## Problem requirements
Retype every line of the records below with no changes, omitting the pictures from your answer.

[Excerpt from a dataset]

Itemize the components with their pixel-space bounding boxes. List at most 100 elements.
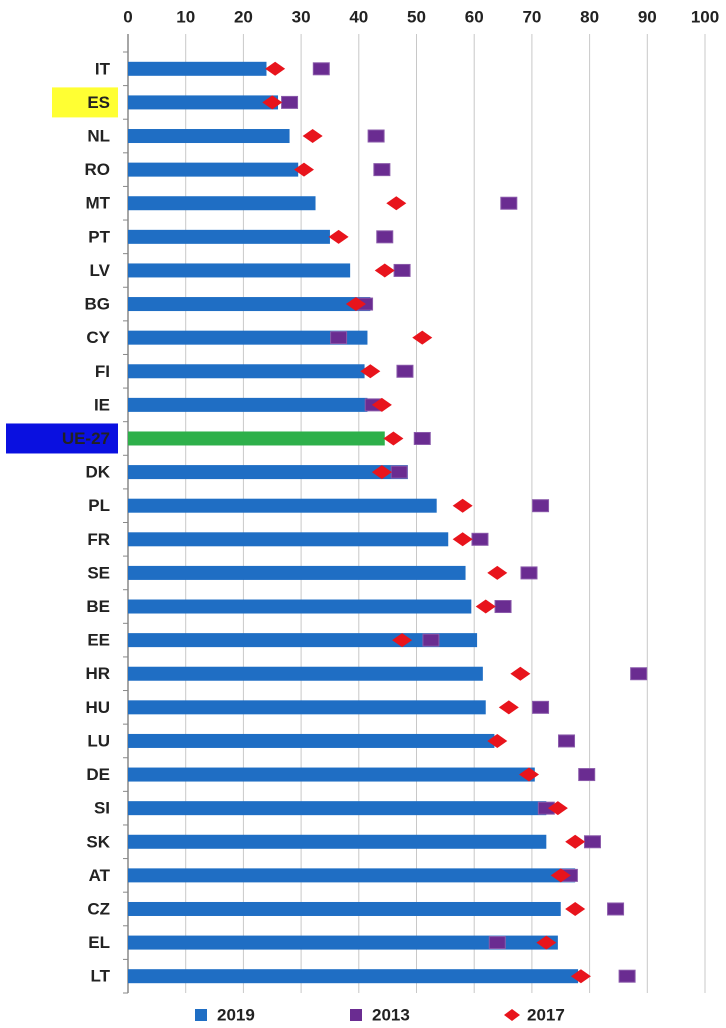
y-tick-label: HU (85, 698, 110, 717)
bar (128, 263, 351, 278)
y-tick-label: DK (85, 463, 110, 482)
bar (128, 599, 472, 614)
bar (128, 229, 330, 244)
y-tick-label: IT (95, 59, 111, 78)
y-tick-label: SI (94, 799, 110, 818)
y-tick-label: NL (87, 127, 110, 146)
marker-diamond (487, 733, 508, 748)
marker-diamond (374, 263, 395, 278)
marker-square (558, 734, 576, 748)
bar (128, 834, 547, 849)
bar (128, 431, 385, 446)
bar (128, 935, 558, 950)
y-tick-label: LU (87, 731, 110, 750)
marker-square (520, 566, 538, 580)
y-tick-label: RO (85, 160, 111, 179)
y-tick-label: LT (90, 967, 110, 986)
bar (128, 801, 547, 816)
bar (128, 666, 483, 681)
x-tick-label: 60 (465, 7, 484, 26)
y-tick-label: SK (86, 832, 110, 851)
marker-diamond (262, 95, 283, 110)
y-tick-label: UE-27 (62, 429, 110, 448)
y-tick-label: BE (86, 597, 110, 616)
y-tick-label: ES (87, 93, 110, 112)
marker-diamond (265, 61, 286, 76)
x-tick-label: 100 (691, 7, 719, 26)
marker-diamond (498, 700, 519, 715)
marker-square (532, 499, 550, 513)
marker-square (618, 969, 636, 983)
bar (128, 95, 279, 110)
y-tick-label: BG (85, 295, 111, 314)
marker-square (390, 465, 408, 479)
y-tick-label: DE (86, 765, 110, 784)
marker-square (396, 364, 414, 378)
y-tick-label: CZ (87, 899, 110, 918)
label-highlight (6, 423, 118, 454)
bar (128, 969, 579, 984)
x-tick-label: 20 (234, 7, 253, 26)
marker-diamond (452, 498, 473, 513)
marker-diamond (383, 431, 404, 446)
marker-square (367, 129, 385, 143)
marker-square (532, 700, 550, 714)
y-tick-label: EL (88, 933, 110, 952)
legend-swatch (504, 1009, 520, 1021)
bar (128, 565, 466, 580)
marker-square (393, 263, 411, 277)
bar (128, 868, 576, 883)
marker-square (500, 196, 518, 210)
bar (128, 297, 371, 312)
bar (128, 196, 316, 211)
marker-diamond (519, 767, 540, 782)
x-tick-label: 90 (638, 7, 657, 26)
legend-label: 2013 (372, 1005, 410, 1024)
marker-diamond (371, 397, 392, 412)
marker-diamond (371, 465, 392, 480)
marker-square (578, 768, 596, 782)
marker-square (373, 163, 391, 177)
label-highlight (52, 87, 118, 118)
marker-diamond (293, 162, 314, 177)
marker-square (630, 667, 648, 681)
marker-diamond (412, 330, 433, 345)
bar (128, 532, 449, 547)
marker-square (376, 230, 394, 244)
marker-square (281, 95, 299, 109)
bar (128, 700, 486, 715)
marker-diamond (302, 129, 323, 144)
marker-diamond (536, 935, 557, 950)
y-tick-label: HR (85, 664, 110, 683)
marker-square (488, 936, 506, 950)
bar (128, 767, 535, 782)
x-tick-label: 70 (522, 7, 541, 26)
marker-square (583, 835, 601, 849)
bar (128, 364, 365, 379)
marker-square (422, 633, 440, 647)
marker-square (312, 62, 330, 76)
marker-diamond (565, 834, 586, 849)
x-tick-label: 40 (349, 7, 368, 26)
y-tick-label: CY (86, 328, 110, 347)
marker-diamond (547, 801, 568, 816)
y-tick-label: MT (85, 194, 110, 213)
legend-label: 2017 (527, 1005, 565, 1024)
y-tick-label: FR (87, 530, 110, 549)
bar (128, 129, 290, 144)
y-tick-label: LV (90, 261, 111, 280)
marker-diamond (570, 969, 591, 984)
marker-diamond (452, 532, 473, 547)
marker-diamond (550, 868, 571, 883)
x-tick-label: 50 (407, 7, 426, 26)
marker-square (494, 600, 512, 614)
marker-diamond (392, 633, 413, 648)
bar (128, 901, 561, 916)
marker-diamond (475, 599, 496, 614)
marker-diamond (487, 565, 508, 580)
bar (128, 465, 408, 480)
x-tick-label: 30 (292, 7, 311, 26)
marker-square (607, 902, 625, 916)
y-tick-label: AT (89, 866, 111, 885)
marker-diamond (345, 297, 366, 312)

## Result of this task
Itemize the components with their pixel-space bounding boxes. List at most 100 elements.
y-tick-label: HU (85, 698, 110, 717)
bar (128, 263, 351, 278)
y-tick-label: DK (85, 463, 110, 482)
bar (128, 599, 472, 614)
bar (128, 229, 330, 244)
y-tick-label: IT (95, 59, 111, 78)
y-tick-label: SI (94, 799, 110, 818)
y-tick-label: NL (87, 127, 110, 146)
marker-diamond (487, 733, 508, 748)
marker-diamond (374, 263, 395, 278)
marker-square (558, 734, 576, 748)
bar (128, 834, 547, 849)
bar (128, 431, 385, 446)
bar (128, 935, 558, 950)
y-tick-label: LU (87, 731, 110, 750)
marker-square (520, 566, 538, 580)
y-tick-label: RO (85, 160, 111, 179)
y-tick-label: LT (90, 967, 110, 986)
bar (128, 801, 547, 816)
bar (128, 666, 483, 681)
x-tick-label: 60 (465, 7, 484, 26)
y-tick-label: SK (86, 832, 110, 851)
marker-diamond (262, 95, 283, 110)
y-tick-label: UE-27 (62, 429, 110, 448)
y-tick-label: BE (86, 597, 110, 616)
y-tick-label: ES (87, 93, 110, 112)
marker-diamond (265, 61, 286, 76)
x-tick-label: 100 (691, 7, 719, 26)
marker-diamond (498, 700, 519, 715)
marker-square (532, 499, 550, 513)
marker-square (618, 969, 636, 983)
bar (128, 95, 279, 110)
y-tick-label: BG (85, 295, 111, 314)
marker-square (390, 465, 408, 479)
y-tick-label: DE (86, 765, 110, 784)
marker-square (396, 364, 414, 378)
y-tick-label: CZ (87, 899, 110, 918)
label-highlight (6, 423, 118, 454)
bar (128, 969, 579, 984)
x-tick-label: 20 (234, 7, 253, 26)
marker-diamond (452, 498, 473, 513)
marker-diamond (383, 431, 404, 446)
marker-square (367, 129, 385, 143)
marker-square (532, 700, 550, 714)
y-tick-label: EL (88, 933, 110, 952)
legend-swatch (504, 1009, 520, 1021)
bar (128, 565, 466, 580)
marker-square (393, 263, 411, 277)
bar (128, 868, 576, 883)
marker-square (500, 196, 518, 210)
bar (128, 297, 371, 312)
bar (128, 196, 316, 211)
marker-diamond (519, 767, 540, 782)
x-tick-label: 90 (638, 7, 657, 26)
legend-label: 2013 (372, 1005, 410, 1024)
marker-diamond (371, 397, 392, 412)
marker-diamond (371, 465, 392, 480)
marker-square (578, 768, 596, 782)
marker-square (373, 163, 391, 177)
label-highlight (52, 87, 118, 118)
marker-diamond (293, 162, 314, 177)
marker-square (630, 667, 648, 681)
marker-diamond (412, 330, 433, 345)
bar (128, 532, 449, 547)
marker-square (376, 230, 394, 244)
marker-square (281, 95, 299, 109)
bar (128, 700, 486, 715)
marker-diamond (302, 129, 323, 144)
marker-diamond (536, 935, 557, 950)
y-tick-label: HR (85, 664, 110, 683)
marker-square (488, 936, 506, 950)
bar (128, 767, 535, 782)
x-tick-label: 70 (522, 7, 541, 26)
marker-square (583, 835, 601, 849)
bar (128, 364, 365, 379)
marker-square (422, 633, 440, 647)
marker-square (312, 62, 330, 76)
marker-diamond (565, 834, 586, 849)
x-tick-label: 40 (349, 7, 368, 26)
y-tick-label: CY (86, 328, 110, 347)
marker-diamond (547, 801, 568, 816)
y-tick-label: MT (85, 194, 110, 213)
legend-label: 2017 (527, 1005, 565, 1024)
y-tick-label: FR (87, 530, 110, 549)
bar (128, 129, 290, 144)
y-tick-label: LV (90, 261, 111, 280)
marker-diamond (570, 969, 591, 984)
marker-diamond (452, 532, 473, 547)
marker-diamond (550, 868, 571, 883)
x-tick-label: 50 (407, 7, 426, 26)
marker-square (494, 600, 512, 614)
marker-diamond (392, 633, 413, 648)
bar (128, 901, 561, 916)
marker-diamond (475, 599, 496, 614)
marker-diamond (487, 565, 508, 580)
bar (128, 465, 408, 480)
x-tick-label: 30 (292, 7, 311, 26)
marker-square (607, 902, 625, 916)
y-tick-label: AT (89, 866, 111, 885)
marker-diamond (345, 297, 366, 312)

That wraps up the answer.